### [Problem to work on]
Faithfully return all lines, omitting every embedded picture.

────────────────────────────────────────

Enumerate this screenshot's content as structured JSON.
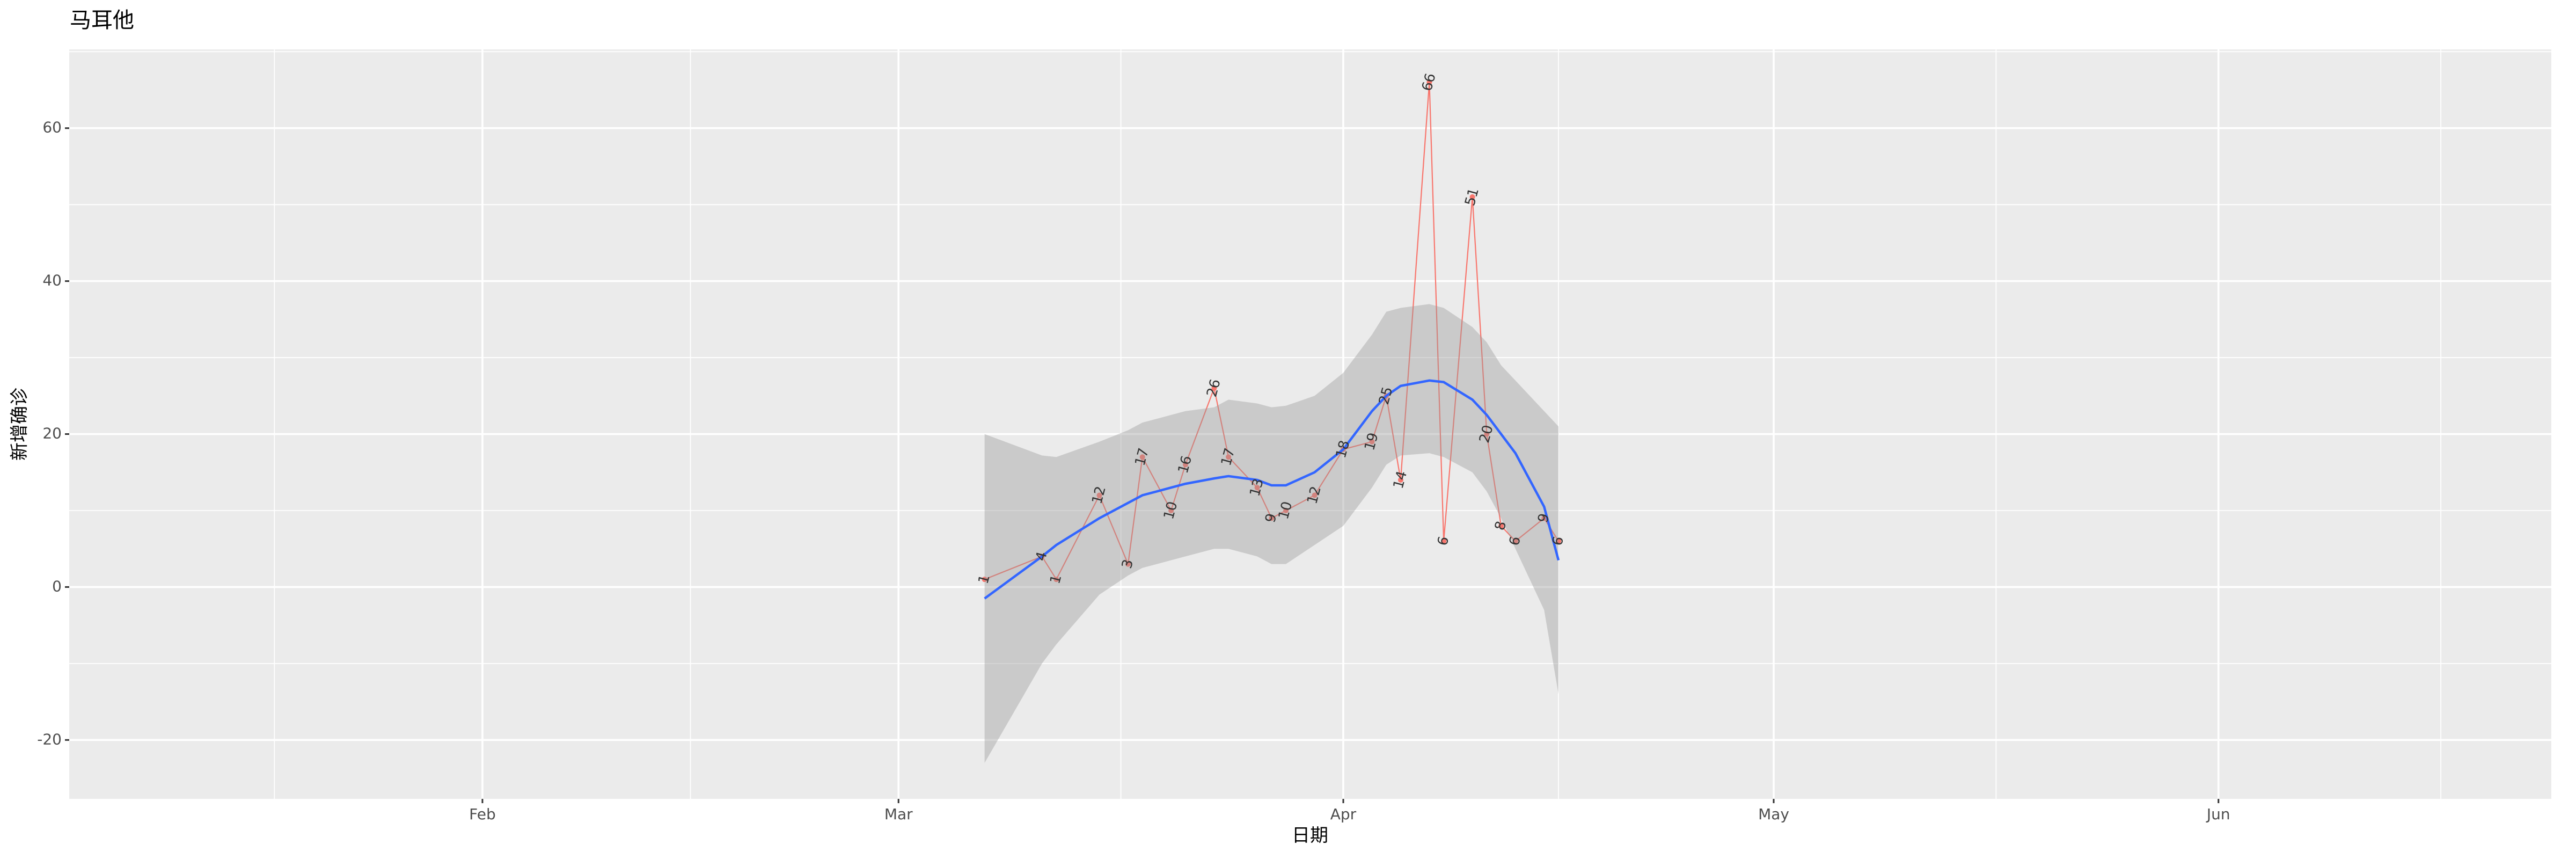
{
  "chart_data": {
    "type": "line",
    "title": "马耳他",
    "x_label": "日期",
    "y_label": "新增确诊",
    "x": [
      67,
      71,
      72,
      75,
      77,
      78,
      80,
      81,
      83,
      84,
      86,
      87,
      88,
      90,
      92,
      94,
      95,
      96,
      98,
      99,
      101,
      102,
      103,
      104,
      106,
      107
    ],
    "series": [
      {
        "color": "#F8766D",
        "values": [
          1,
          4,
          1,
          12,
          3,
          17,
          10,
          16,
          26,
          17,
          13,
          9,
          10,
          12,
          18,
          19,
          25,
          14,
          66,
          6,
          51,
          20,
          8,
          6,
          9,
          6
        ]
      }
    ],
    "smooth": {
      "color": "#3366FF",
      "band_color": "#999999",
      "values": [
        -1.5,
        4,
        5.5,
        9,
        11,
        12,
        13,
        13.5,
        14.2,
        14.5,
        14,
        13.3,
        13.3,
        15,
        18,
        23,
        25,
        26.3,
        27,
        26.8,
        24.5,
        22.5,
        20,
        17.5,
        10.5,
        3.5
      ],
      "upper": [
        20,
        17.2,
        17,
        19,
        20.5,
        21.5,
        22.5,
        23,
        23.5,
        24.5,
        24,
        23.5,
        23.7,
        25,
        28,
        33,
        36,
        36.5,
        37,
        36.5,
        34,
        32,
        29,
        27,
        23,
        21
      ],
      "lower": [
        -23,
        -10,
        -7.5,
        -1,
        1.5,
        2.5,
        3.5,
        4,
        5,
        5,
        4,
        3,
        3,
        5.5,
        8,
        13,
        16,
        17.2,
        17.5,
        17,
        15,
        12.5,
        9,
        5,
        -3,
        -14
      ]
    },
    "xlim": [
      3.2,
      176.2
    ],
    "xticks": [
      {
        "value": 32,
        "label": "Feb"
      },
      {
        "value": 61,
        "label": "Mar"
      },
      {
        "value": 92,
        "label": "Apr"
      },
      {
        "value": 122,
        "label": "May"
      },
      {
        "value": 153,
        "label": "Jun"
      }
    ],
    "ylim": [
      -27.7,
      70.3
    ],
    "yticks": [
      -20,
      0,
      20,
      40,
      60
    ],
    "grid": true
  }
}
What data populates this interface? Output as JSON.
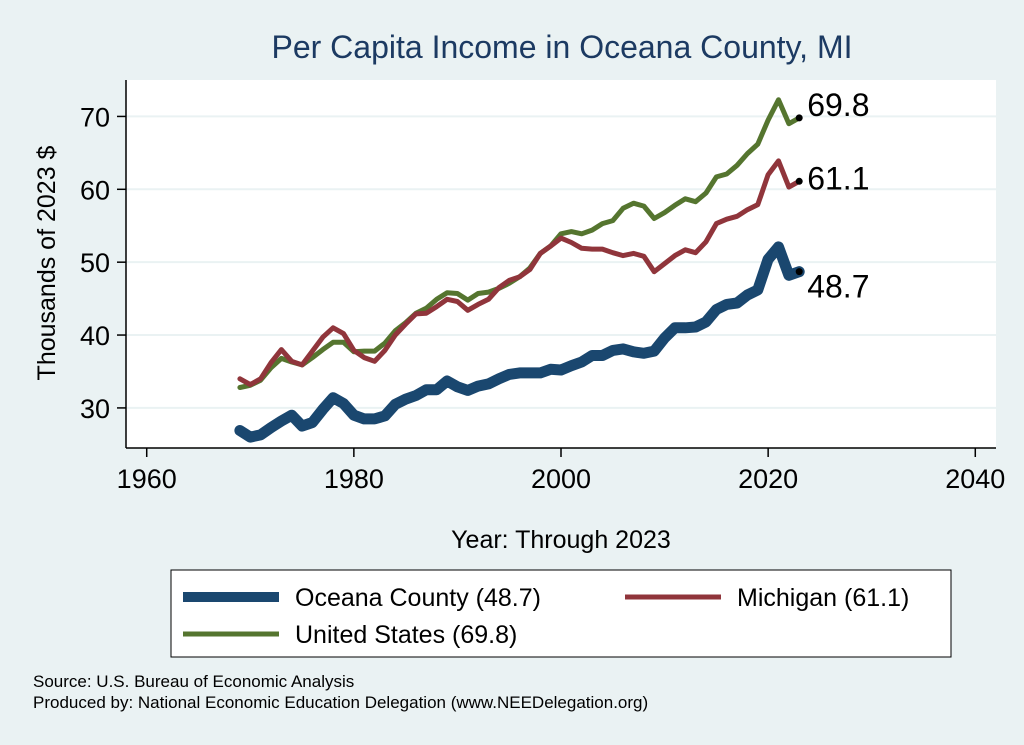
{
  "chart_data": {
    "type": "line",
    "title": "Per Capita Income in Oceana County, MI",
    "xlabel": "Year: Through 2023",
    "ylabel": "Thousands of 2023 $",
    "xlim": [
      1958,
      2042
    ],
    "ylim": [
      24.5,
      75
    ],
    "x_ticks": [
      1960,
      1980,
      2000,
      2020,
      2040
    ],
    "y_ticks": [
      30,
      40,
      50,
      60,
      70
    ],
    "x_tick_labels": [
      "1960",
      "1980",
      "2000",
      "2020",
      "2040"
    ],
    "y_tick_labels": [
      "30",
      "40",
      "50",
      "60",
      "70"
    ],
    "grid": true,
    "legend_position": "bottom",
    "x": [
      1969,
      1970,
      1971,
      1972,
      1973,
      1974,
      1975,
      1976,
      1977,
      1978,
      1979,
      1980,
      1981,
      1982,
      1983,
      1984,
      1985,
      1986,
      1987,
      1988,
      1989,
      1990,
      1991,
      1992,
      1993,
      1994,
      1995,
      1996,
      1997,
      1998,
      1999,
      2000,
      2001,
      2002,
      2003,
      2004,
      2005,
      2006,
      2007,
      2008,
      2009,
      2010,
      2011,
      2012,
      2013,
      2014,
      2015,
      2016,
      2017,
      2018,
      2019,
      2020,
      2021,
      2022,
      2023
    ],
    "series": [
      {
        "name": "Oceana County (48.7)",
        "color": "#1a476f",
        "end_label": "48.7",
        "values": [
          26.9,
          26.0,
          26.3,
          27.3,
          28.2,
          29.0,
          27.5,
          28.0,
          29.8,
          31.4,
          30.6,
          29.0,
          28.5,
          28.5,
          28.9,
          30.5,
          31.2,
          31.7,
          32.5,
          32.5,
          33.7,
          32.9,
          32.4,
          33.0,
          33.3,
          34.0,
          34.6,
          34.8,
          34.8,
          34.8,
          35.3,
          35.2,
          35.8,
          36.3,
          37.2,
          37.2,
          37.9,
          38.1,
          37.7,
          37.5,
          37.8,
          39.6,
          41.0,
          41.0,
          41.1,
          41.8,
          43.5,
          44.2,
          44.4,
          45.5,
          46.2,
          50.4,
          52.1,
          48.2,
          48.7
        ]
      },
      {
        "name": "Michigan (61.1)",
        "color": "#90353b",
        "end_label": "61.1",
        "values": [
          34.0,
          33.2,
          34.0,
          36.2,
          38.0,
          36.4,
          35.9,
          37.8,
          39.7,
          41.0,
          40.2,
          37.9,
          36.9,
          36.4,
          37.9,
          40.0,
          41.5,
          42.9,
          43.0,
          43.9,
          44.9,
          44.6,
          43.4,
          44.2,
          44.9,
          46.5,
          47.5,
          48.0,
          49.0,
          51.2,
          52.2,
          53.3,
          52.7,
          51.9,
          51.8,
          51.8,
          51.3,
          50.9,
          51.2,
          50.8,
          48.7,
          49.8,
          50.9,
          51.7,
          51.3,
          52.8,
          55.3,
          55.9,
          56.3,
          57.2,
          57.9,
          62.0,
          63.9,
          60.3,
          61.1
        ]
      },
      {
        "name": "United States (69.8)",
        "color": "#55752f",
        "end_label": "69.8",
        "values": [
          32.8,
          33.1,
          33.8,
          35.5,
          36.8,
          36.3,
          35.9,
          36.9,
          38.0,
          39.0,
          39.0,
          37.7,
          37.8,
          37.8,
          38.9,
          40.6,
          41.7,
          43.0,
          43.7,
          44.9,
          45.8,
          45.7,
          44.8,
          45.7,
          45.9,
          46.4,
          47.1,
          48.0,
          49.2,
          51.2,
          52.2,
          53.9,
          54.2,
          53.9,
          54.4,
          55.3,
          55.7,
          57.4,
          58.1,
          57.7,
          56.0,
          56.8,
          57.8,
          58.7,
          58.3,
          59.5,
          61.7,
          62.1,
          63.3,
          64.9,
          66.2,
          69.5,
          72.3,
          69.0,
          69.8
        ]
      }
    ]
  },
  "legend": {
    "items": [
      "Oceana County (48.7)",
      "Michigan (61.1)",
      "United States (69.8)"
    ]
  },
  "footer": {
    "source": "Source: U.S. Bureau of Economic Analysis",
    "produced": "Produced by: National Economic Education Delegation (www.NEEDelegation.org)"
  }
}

────────────────────────────────────────

### [Solution]
Enumerate this screenshot's content as structured JSON.
{
  "chart_data": {
    "type": "line",
    "title": "马耳他",
    "x_label": "日期",
    "y_label": "新增确诊",
    "x": [
      67,
      71,
      72,
      75,
      77,
      78,
      80,
      81,
      83,
      84,
      86,
      87,
      88,
      90,
      92,
      94,
      95,
      96,
      98,
      99,
      101,
      102,
      103,
      104,
      106,
      107
    ],
    "series": [
      {
        "color": "#F8766D",
        "values": [
          1,
          4,
          1,
          12,
          3,
          17,
          10,
          16,
          26,
          17,
          13,
          9,
          10,
          12,
          18,
          19,
          25,
          14,
          66,
          6,
          51,
          20,
          8,
          6,
          9,
          6
        ]
      }
    ],
    "smooth": {
      "color": "#3366FF",
      "band_color": "#999999",
      "values": [
        -1.5,
        4,
        5.5,
        9,
        11,
        12,
        13,
        13.5,
        14.2,
        14.5,
        14,
        13.3,
        13.3,
        15,
        18,
        23,
        25,
        26.3,
        27,
        26.8,
        24.5,
        22.5,
        20,
        17.5,
        10.5,
        3.5
      ],
      "upper": [
        20,
        17.2,
        17,
        19,
        20.5,
        21.5,
        22.5,
        23,
        23.5,
        24.5,
        24,
        23.5,
        23.7,
        25,
        28,
        33,
        36,
        36.5,
        37,
        36.5,
        34,
        32,
        29,
        27,
        23,
        21
      ],
      "lower": [
        -23,
        -10,
        -7.5,
        -1,
        1.5,
        2.5,
        3.5,
        4,
        5,
        5,
        4,
        3,
        3,
        5.5,
        8,
        13,
        16,
        17.2,
        17.5,
        17,
        15,
        12.5,
        9,
        5,
        -3,
        -14
      ]
    },
    "xlim": [
      3.2,
      176.2
    ],
    "xticks": [
      {
        "value": 32,
        "label": "Feb"
      },
      {
        "value": 61,
        "label": "Mar"
      },
      {
        "value": 92,
        "label": "Apr"
      },
      {
        "value": 122,
        "label": "May"
      },
      {
        "value": 153,
        "label": "Jun"
      }
    ],
    "ylim": [
      -27.7,
      70.3
    ],
    "yticks": [
      -20,
      0,
      20,
      40,
      60
    ],
    "grid": true
  }
}
What data populates this interface? Output as JSON.
{
  "chart_data": {
    "type": "line",
    "title": "Per Capita Income in Oceana County, MI",
    "xlabel": "Year: Through 2023",
    "ylabel": "Thousands of 2023 $",
    "xlim": [
      1958,
      2042
    ],
    "ylim": [
      24.5,
      75
    ],
    "x_ticks": [
      1960,
      1980,
      2000,
      2020,
      2040
    ],
    "y_ticks": [
      30,
      40,
      50,
      60,
      70
    ],
    "x_tick_labels": [
      "1960",
      "1980",
      "2000",
      "2020",
      "2040"
    ],
    "y_tick_labels": [
      "30",
      "40",
      "50",
      "60",
      "70"
    ],
    "grid": true,
    "legend_position": "bottom",
    "x": [
      1969,
      1970,
      1971,
      1972,
      1973,
      1974,
      1975,
      1976,
      1977,
      1978,
      1979,
      1980,
      1981,
      1982,
      1983,
      1984,
      1985,
      1986,
      1987,
      1988,
      1989,
      1990,
      1991,
      1992,
      1993,
      1994,
      1995,
      1996,
      1997,
      1998,
      1999,
      2000,
      2001,
      2002,
      2003,
      2004,
      2005,
      2006,
      2007,
      2008,
      2009,
      2010,
      2011,
      2012,
      2013,
      2014,
      2015,
      2016,
      2017,
      2018,
      2019,
      2020,
      2021,
      2022,
      2023
    ],
    "series": [
      {
        "name": "Oceana County (48.7)",
        "color": "#1a476f",
        "end_label": "48.7",
        "values": [
          26.9,
          26.0,
          26.3,
          27.3,
          28.2,
          29.0,
          27.5,
          28.0,
          29.8,
          31.4,
          30.6,
          29.0,
          28.5,
          28.5,
          28.9,
          30.5,
          31.2,
          31.7,
          32.5,
          32.5,
          33.7,
          32.9,
          32.4,
          33.0,
          33.3,
          34.0,
          34.6,
          34.8,
          34.8,
          34.8,
          35.3,
          35.2,
          35.8,
          36.3,
          37.2,
          37.2,
          37.9,
          38.1,
          37.7,
          37.5,
          37.8,
          39.6,
          41.0,
          41.0,
          41.1,
          41.8,
          43.5,
          44.2,
          44.4,
          45.5,
          46.2,
          50.4,
          52.1,
          48.2,
          48.7
        ]
      },
      {
        "name": "Michigan (61.1)",
        "color": "#90353b",
        "end_label": "61.1",
        "values": [
          34.0,
          33.2,
          34.0,
          36.2,
          38.0,
          36.4,
          35.9,
          37.8,
          39.7,
          41.0,
          40.2,
          37.9,
          36.9,
          36.4,
          37.9,
          40.0,
          41.5,
          42.9,
          43.0,
          43.9,
          44.9,
          44.6,
          43.4,
          44.2,
          44.9,
          46.5,
          47.5,
          48.0,
          49.0,
          51.2,
          52.2,
          53.3,
          52.7,
          51.9,
          51.8,
          51.8,
          51.3,
          50.9,
          51.2,
          50.8,
          48.7,
          49.8,
          50.9,
          51.7,
          51.3,
          52.8,
          55.3,
          55.9,
          56.3,
          57.2,
          57.9,
          62.0,
          63.9,
          60.3,
          61.1
        ]
      },
      {
        "name": "United States (69.8)",
        "color": "#55752f",
        "end_label": "69.8",
        "values": [
          32.8,
          33.1,
          33.8,
          35.5,
          36.8,
          36.3,
          35.9,
          36.9,
          38.0,
          39.0,
          39.0,
          37.7,
          37.8,
          37.8,
          38.9,
          40.6,
          41.7,
          43.0,
          43.7,
          44.9,
          45.8,
          45.7,
          44.8,
          45.7,
          45.9,
          46.4,
          47.1,
          48.0,
          49.2,
          51.2,
          52.2,
          53.9,
          54.2,
          53.9,
          54.4,
          55.3,
          55.7,
          57.4,
          58.1,
          57.7,
          56.0,
          56.8,
          57.8,
          58.7,
          58.3,
          59.5,
          61.7,
          62.1,
          63.3,
          64.9,
          66.2,
          69.5,
          72.3,
          69.0,
          69.8
        ]
      }
    ]
  },
  "legend": {
    "items": [
      "Oceana County (48.7)",
      "Michigan (61.1)",
      "United States (69.8)"
    ]
  },
  "footer": {
    "source": "Source: U.S. Bureau of Economic Analysis",
    "produced": "Produced by: National Economic Education Delegation (www.NEEDelegation.org)"
  }
}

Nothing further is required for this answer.